Dataset:
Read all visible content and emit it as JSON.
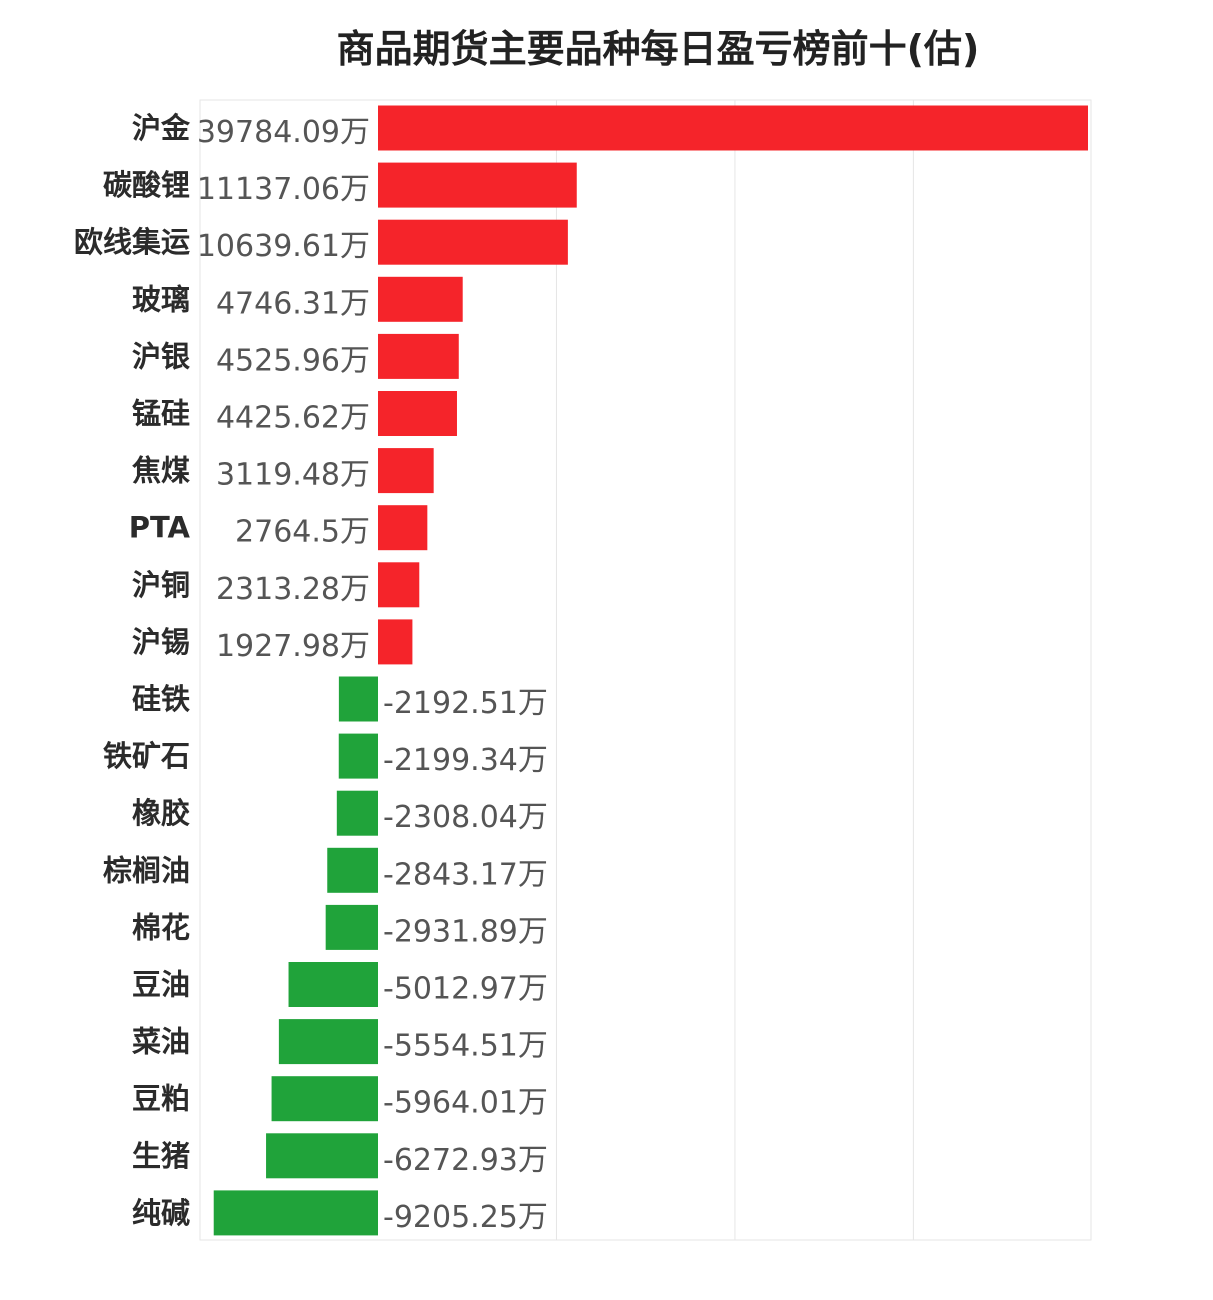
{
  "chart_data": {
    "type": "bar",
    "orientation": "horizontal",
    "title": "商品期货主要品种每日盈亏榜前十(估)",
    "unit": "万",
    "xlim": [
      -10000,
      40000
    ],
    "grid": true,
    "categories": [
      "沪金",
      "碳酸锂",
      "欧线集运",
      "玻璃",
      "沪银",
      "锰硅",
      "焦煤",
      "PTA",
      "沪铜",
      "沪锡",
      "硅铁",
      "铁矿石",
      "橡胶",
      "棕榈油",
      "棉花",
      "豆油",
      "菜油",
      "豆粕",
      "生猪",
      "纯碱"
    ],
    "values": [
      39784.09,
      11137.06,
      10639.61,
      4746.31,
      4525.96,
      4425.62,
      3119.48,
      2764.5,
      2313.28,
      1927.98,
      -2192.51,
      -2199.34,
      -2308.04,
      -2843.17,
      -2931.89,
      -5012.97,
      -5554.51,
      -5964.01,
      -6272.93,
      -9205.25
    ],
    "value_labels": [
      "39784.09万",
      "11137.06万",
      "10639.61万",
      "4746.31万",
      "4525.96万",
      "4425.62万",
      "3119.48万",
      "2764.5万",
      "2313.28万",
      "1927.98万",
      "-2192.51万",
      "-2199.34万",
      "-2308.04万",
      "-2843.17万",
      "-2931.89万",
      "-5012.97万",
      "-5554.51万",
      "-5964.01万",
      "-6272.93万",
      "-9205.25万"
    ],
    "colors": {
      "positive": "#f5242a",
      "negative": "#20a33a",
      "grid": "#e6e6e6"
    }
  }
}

Set exercise: Copy every line of the data word for word, omitting the images.

Full solution:
Read all visible content and emit it as JSON.
{
  "chart_data": {
    "type": "bar",
    "orientation": "horizontal",
    "title": "商品期货主要品种每日盈亏榜前十(估)",
    "unit": "万",
    "xlim": [
      -10000,
      40000
    ],
    "grid": true,
    "categories": [
      "沪金",
      "碳酸锂",
      "欧线集运",
      "玻璃",
      "沪银",
      "锰硅",
      "焦煤",
      "PTA",
      "沪铜",
      "沪锡",
      "硅铁",
      "铁矿石",
      "橡胶",
      "棕榈油",
      "棉花",
      "豆油",
      "菜油",
      "豆粕",
      "生猪",
      "纯碱"
    ],
    "values": [
      39784.09,
      11137.06,
      10639.61,
      4746.31,
      4525.96,
      4425.62,
      3119.48,
      2764.5,
      2313.28,
      1927.98,
      -2192.51,
      -2199.34,
      -2308.04,
      -2843.17,
      -2931.89,
      -5012.97,
      -5554.51,
      -5964.01,
      -6272.93,
      -9205.25
    ],
    "value_labels": [
      "39784.09万",
      "11137.06万",
      "10639.61万",
      "4746.31万",
      "4525.96万",
      "4425.62万",
      "3119.48万",
      "2764.5万",
      "2313.28万",
      "1927.98万",
      "-2192.51万",
      "-2199.34万",
      "-2308.04万",
      "-2843.17万",
      "-2931.89万",
      "-5012.97万",
      "-5554.51万",
      "-5964.01万",
      "-6272.93万",
      "-9205.25万"
    ],
    "colors": {
      "positive": "#f5242a",
      "negative": "#20a33a",
      "grid": "#e6e6e6"
    }
  }
}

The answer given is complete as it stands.